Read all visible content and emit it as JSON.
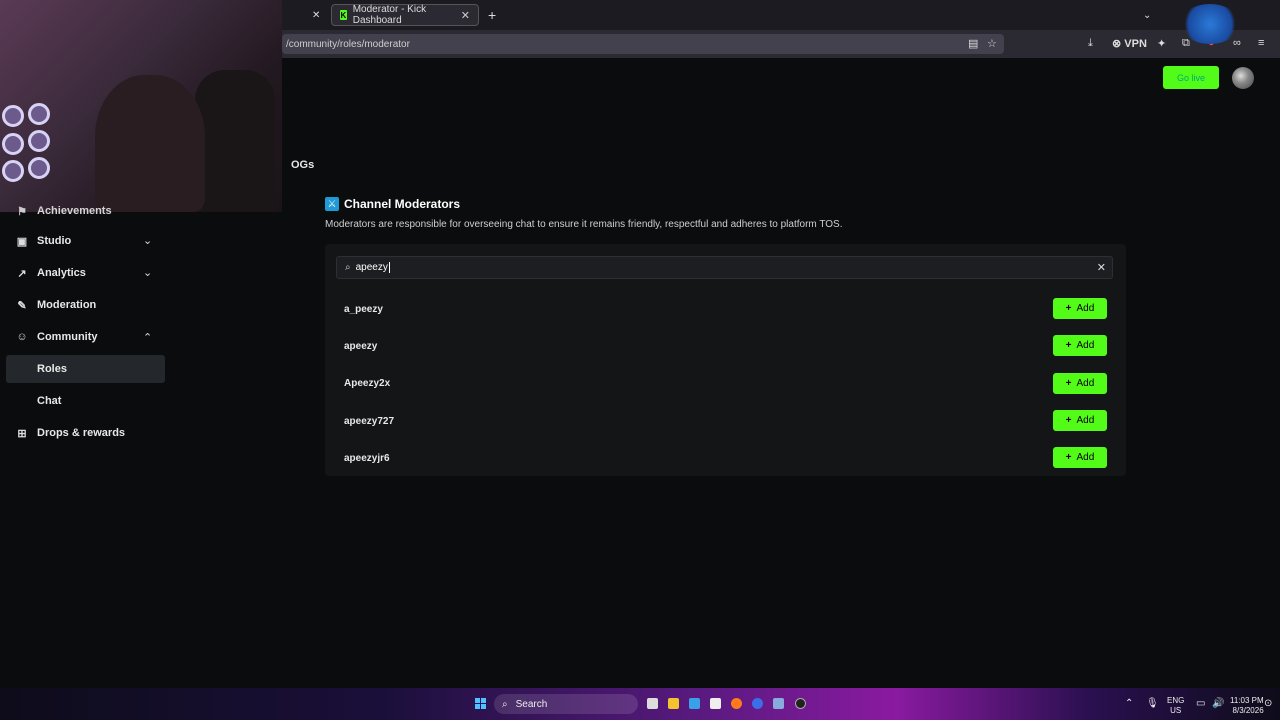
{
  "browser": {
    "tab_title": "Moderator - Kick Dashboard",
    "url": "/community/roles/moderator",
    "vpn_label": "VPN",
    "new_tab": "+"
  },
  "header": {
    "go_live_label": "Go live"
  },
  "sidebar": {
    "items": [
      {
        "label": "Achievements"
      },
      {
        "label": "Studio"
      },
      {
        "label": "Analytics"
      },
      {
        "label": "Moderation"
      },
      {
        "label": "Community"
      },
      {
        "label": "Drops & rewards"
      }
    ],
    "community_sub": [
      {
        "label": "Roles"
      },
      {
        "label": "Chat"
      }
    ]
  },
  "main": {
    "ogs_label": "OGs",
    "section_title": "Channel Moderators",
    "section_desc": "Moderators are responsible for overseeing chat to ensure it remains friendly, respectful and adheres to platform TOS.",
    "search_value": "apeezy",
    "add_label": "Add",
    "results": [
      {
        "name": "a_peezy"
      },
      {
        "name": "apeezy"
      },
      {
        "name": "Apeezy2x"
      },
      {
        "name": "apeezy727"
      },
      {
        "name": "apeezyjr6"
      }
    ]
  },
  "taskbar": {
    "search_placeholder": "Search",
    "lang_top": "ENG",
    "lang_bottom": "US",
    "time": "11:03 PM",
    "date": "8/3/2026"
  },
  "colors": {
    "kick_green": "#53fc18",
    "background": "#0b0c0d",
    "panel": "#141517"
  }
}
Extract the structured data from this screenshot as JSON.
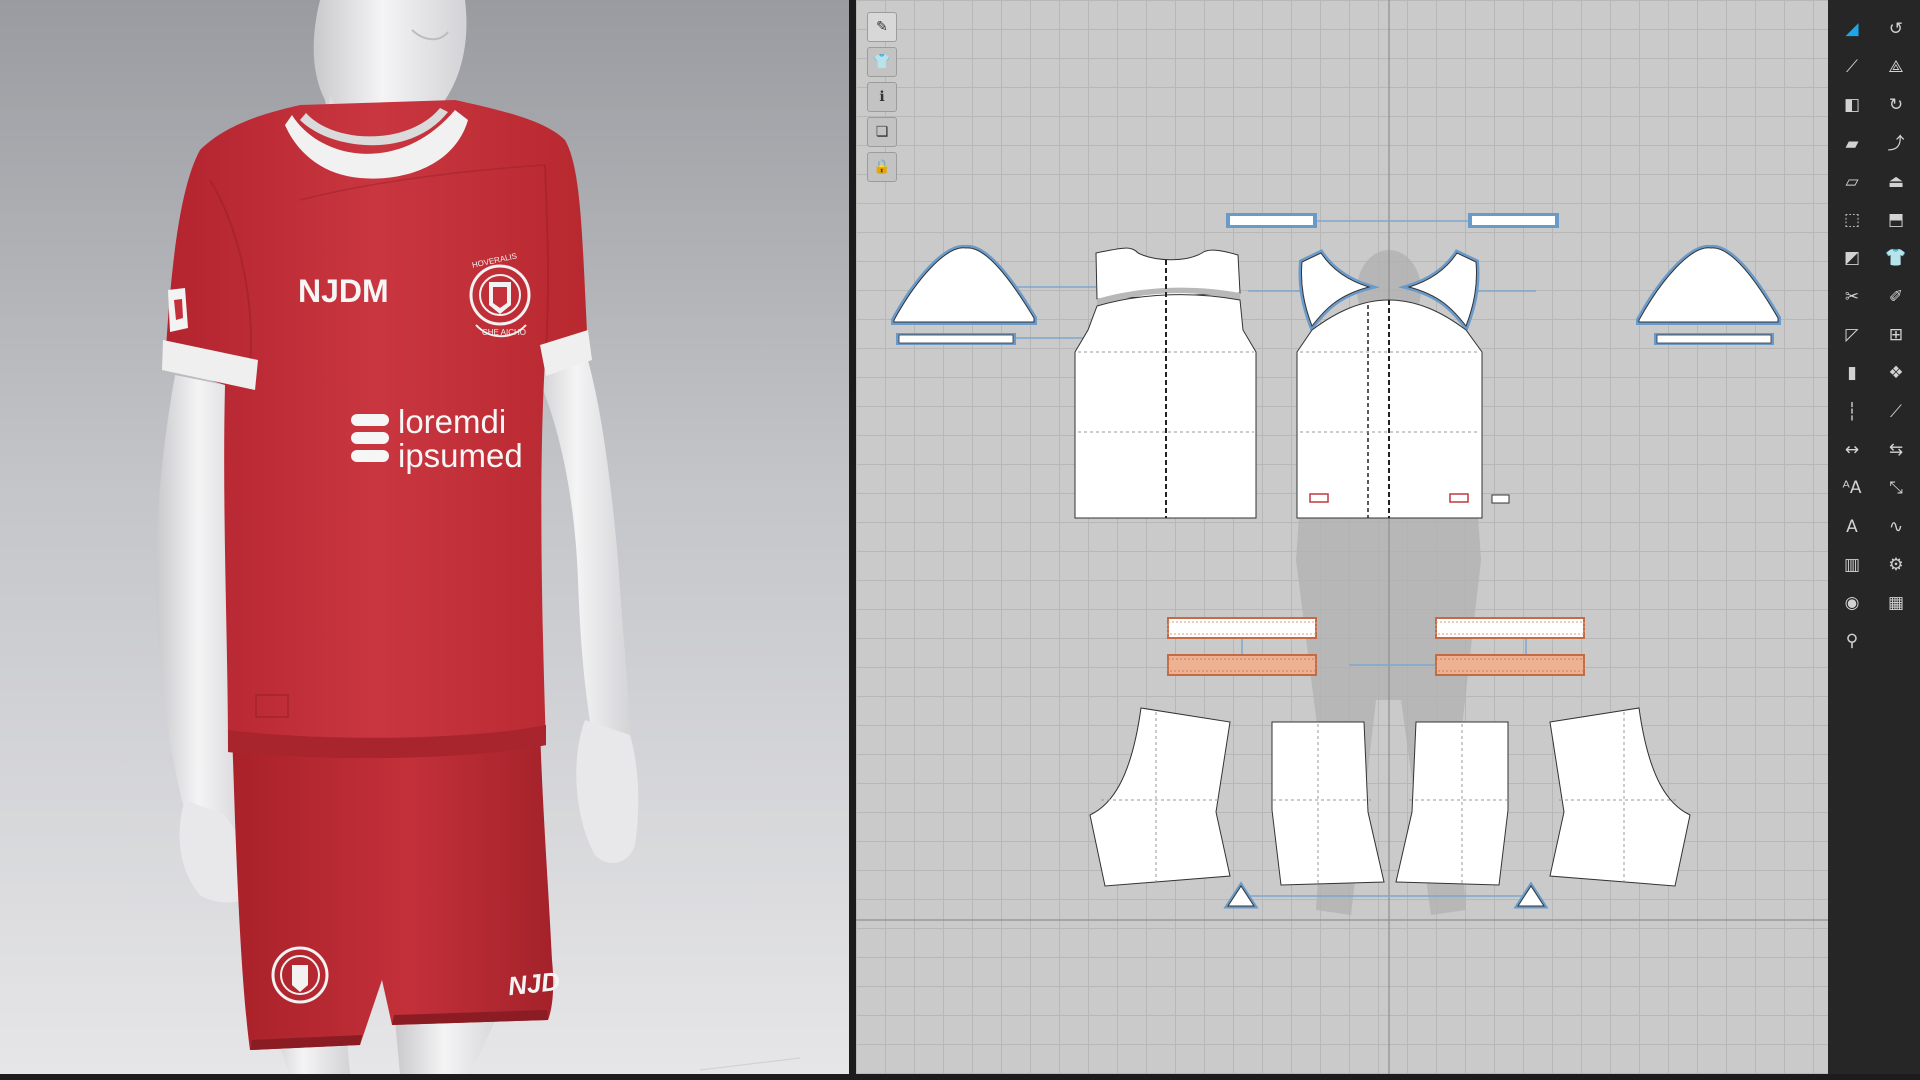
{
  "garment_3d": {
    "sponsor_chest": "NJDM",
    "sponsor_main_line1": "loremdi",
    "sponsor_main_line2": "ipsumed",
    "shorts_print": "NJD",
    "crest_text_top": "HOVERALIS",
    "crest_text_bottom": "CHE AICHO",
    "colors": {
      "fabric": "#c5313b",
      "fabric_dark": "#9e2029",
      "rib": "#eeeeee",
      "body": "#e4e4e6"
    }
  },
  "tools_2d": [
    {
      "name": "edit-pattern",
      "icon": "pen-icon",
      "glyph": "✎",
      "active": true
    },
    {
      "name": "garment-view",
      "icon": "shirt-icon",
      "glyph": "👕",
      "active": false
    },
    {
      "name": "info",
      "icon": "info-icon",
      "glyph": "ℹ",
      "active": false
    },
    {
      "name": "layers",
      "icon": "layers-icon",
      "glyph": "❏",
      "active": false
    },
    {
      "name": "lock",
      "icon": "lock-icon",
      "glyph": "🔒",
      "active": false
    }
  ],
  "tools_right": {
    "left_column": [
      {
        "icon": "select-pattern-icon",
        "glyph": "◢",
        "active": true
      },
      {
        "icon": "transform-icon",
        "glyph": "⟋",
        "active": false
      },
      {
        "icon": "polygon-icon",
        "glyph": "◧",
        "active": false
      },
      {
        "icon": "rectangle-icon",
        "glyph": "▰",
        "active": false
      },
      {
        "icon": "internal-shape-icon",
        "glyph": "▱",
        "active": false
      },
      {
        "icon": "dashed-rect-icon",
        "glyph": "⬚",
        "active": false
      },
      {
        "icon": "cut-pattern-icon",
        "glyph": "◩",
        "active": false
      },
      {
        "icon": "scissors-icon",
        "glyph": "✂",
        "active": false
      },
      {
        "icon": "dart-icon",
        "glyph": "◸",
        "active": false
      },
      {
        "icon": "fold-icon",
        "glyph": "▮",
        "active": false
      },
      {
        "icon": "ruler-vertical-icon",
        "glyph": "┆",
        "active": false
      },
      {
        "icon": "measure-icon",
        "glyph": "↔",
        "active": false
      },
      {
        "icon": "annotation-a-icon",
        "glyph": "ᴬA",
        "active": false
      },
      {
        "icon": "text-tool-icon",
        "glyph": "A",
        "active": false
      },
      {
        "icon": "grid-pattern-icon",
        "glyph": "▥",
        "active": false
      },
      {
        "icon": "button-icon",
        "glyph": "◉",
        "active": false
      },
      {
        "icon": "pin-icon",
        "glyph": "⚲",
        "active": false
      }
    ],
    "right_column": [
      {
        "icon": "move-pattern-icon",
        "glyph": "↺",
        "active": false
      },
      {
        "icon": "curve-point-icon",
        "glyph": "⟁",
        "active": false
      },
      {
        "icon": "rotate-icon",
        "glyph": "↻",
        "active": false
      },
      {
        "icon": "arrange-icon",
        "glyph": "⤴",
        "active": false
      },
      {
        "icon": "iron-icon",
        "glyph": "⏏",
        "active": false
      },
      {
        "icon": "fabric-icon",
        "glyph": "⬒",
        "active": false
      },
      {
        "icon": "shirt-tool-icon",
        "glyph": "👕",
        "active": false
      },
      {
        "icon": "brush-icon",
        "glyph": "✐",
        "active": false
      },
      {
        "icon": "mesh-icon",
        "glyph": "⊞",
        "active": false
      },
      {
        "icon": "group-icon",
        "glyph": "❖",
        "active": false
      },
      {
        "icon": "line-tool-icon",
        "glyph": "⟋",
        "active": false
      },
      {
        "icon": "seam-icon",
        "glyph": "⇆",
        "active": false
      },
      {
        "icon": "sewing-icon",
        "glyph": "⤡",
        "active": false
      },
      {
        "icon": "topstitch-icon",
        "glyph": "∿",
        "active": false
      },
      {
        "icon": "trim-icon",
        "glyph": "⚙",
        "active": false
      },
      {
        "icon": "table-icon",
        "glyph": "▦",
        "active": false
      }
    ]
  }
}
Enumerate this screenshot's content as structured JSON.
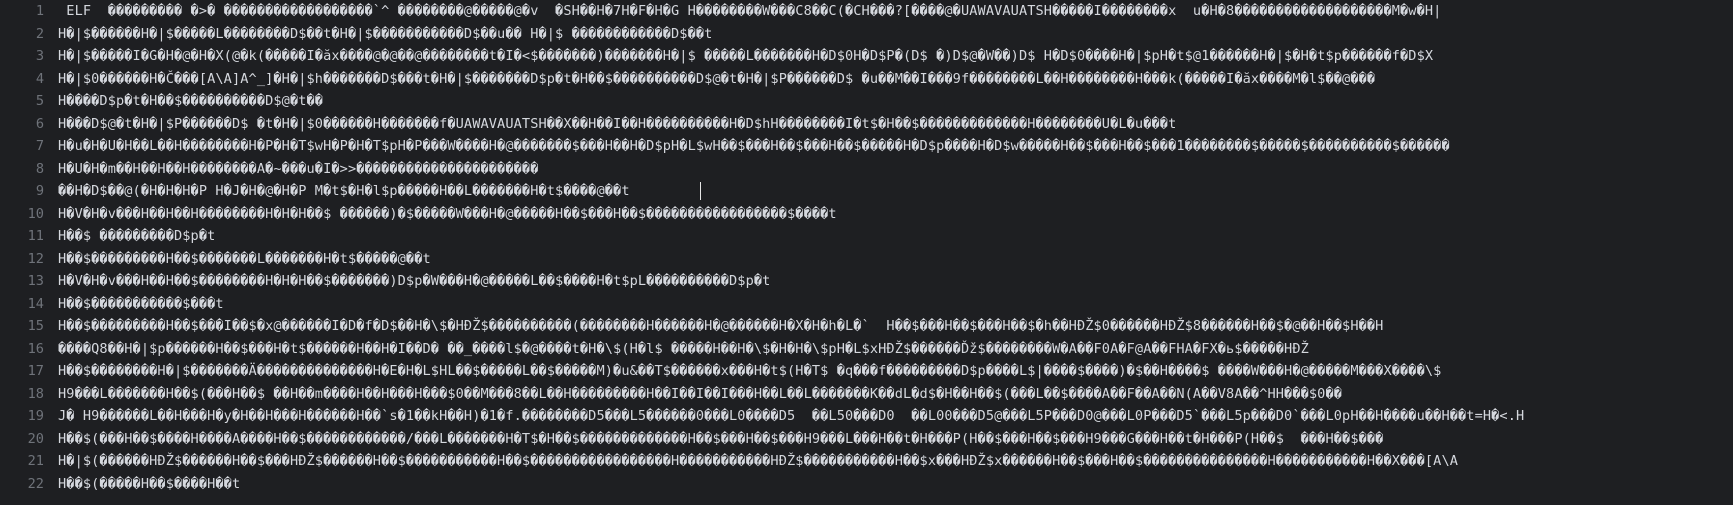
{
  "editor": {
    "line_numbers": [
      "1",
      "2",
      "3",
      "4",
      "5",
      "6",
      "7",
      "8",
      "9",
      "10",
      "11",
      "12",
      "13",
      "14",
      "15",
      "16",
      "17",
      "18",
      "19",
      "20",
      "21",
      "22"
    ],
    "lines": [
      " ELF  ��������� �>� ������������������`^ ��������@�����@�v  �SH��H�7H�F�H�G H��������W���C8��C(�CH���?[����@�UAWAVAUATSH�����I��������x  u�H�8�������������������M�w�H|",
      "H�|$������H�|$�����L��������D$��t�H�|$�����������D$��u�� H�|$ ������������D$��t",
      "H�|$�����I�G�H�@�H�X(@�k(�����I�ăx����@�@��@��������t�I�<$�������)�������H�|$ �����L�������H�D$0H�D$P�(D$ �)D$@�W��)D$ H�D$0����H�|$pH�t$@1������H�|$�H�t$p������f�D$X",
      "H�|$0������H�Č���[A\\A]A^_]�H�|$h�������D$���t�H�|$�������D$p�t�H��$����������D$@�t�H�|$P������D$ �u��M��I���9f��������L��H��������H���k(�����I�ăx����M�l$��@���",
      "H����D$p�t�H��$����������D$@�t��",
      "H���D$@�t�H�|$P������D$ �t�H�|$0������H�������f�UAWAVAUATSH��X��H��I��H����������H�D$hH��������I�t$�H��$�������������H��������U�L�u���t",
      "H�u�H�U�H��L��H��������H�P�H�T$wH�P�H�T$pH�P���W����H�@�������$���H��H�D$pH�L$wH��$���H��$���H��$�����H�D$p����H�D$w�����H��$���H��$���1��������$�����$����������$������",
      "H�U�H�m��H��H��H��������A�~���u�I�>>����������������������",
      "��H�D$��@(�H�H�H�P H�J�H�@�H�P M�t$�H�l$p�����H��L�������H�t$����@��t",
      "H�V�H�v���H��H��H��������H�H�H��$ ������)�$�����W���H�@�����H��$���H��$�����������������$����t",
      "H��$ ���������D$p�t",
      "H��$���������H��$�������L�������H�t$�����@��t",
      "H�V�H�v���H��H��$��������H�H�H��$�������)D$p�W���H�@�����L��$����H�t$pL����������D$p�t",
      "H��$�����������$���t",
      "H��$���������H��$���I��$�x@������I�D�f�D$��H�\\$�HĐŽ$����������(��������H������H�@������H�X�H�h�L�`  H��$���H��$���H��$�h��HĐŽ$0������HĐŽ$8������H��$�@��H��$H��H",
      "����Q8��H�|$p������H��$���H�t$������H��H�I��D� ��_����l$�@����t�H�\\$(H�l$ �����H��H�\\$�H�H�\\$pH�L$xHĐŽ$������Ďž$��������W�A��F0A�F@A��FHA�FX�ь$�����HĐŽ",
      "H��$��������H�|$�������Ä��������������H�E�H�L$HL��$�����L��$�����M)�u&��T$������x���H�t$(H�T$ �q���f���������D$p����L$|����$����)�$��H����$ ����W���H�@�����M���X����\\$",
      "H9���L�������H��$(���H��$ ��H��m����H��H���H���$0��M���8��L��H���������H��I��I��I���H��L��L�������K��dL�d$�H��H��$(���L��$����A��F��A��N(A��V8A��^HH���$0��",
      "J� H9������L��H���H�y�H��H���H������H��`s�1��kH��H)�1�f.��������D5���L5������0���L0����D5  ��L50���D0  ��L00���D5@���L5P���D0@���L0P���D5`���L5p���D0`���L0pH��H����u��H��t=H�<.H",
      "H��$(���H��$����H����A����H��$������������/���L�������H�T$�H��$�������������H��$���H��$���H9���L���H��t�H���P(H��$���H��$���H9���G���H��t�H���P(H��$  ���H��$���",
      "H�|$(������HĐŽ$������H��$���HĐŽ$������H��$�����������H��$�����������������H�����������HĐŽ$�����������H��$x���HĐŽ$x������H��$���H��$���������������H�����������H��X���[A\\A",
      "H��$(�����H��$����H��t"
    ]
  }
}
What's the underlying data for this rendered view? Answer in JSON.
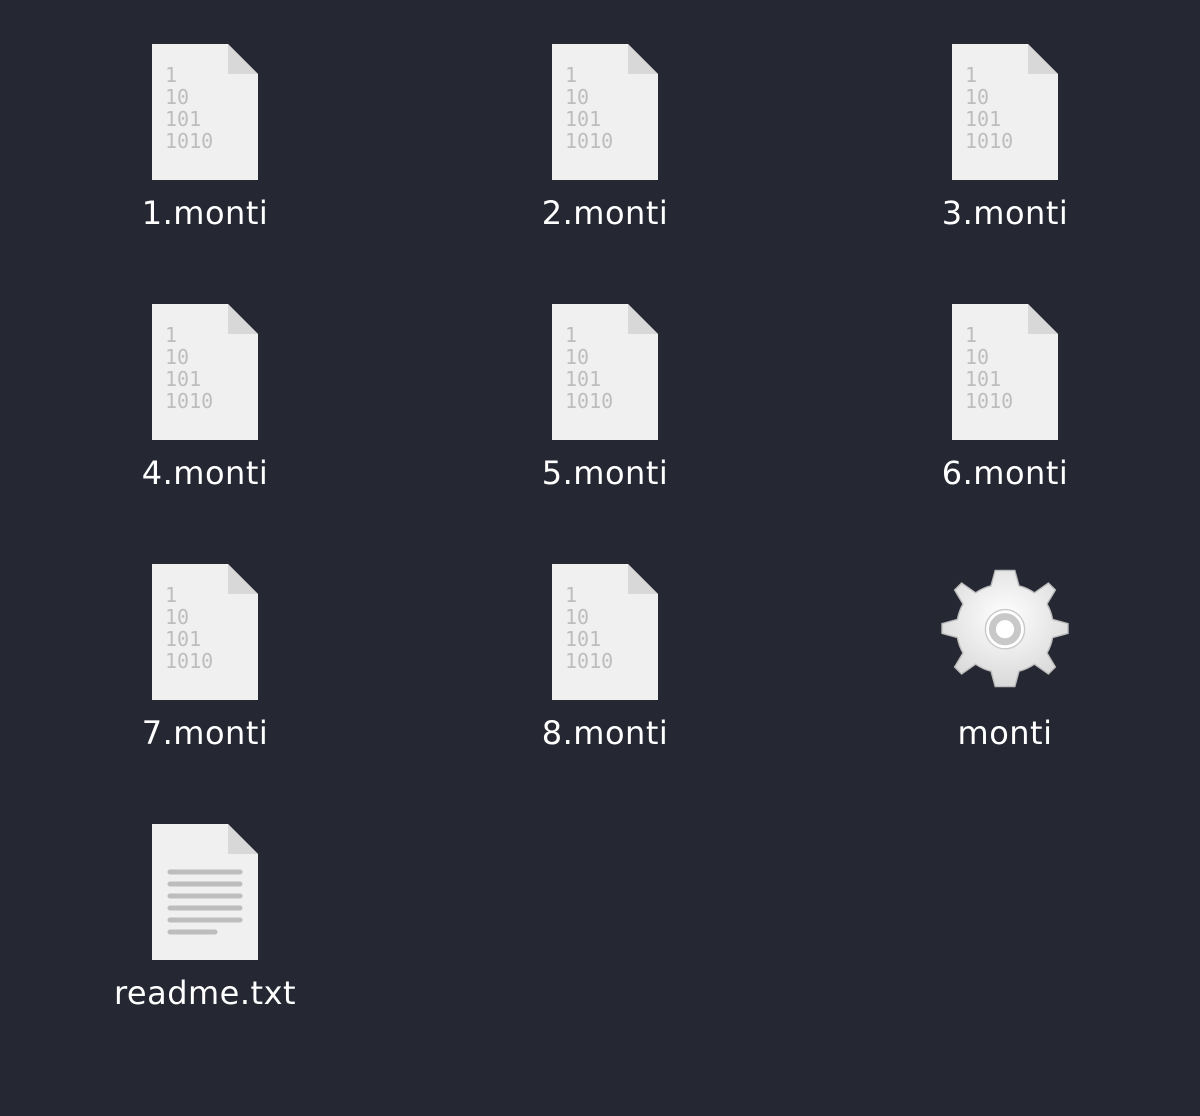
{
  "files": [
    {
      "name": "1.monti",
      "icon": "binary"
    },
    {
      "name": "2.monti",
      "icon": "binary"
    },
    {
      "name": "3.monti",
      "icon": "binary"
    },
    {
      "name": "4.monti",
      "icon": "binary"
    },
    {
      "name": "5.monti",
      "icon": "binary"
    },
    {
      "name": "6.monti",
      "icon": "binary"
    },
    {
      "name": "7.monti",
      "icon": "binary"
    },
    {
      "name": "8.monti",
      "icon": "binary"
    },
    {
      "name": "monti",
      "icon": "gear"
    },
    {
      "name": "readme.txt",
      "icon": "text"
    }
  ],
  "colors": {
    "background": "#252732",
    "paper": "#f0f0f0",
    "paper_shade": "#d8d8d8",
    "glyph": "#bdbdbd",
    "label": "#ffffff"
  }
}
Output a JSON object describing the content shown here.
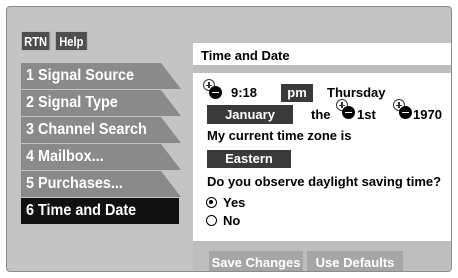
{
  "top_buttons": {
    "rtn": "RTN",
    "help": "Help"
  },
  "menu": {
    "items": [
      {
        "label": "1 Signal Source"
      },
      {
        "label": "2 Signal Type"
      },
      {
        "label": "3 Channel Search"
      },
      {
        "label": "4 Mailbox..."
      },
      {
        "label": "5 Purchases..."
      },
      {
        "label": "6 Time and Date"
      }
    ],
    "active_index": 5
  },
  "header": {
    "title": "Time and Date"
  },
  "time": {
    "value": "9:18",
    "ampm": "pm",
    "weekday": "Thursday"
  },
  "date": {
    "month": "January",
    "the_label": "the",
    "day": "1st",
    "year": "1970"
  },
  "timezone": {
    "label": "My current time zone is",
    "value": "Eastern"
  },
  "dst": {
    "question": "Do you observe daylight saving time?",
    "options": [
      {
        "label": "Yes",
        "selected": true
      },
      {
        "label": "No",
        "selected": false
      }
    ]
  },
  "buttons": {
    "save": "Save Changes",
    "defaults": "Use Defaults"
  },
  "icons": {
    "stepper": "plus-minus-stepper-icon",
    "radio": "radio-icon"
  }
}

|---|

*WHAT IS ASKED*.
Find the lines above that contain the word "view" and collect them.

*SOLUTION TO THIS TASK*.
      "name": "garment-view",
What's the underlying data for this rendered view? Answer in JSON.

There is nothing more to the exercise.